* **TASK MATERIAL**:
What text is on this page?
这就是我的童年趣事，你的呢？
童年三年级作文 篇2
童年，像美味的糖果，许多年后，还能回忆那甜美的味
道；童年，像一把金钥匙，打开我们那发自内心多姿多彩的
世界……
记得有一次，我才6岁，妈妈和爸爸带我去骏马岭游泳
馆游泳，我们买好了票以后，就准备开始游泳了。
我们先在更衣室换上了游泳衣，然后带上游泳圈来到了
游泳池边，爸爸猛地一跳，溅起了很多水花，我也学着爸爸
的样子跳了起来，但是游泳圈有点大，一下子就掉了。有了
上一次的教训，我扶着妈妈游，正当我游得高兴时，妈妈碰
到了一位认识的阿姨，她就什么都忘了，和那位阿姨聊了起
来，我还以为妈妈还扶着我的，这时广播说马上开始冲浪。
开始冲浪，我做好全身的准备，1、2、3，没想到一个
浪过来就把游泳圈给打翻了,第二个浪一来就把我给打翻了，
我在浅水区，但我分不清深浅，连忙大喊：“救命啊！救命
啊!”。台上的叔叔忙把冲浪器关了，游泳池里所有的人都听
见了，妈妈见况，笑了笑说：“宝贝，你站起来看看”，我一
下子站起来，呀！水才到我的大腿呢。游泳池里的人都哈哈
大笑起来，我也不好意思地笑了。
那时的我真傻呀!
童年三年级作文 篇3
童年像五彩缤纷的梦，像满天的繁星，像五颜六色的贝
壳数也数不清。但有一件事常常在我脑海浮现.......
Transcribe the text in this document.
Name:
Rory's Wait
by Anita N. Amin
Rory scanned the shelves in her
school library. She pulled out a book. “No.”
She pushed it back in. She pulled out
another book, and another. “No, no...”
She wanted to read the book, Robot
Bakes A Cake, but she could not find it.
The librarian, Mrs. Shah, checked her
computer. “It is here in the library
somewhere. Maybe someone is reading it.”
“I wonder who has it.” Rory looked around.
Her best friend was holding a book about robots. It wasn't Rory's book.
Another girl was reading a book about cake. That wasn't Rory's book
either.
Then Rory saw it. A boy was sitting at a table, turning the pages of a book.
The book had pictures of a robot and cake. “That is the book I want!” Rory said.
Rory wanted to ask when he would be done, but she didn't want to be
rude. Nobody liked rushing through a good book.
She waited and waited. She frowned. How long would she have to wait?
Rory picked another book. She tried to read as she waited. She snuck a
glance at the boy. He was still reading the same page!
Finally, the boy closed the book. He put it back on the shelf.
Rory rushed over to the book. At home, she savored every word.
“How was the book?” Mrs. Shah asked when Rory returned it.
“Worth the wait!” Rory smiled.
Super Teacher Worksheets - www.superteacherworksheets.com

* **EXERCISE**: Say the number of lines in the listing that hold "this", with no added words.

* **PROBLEM SOLUTION**: 2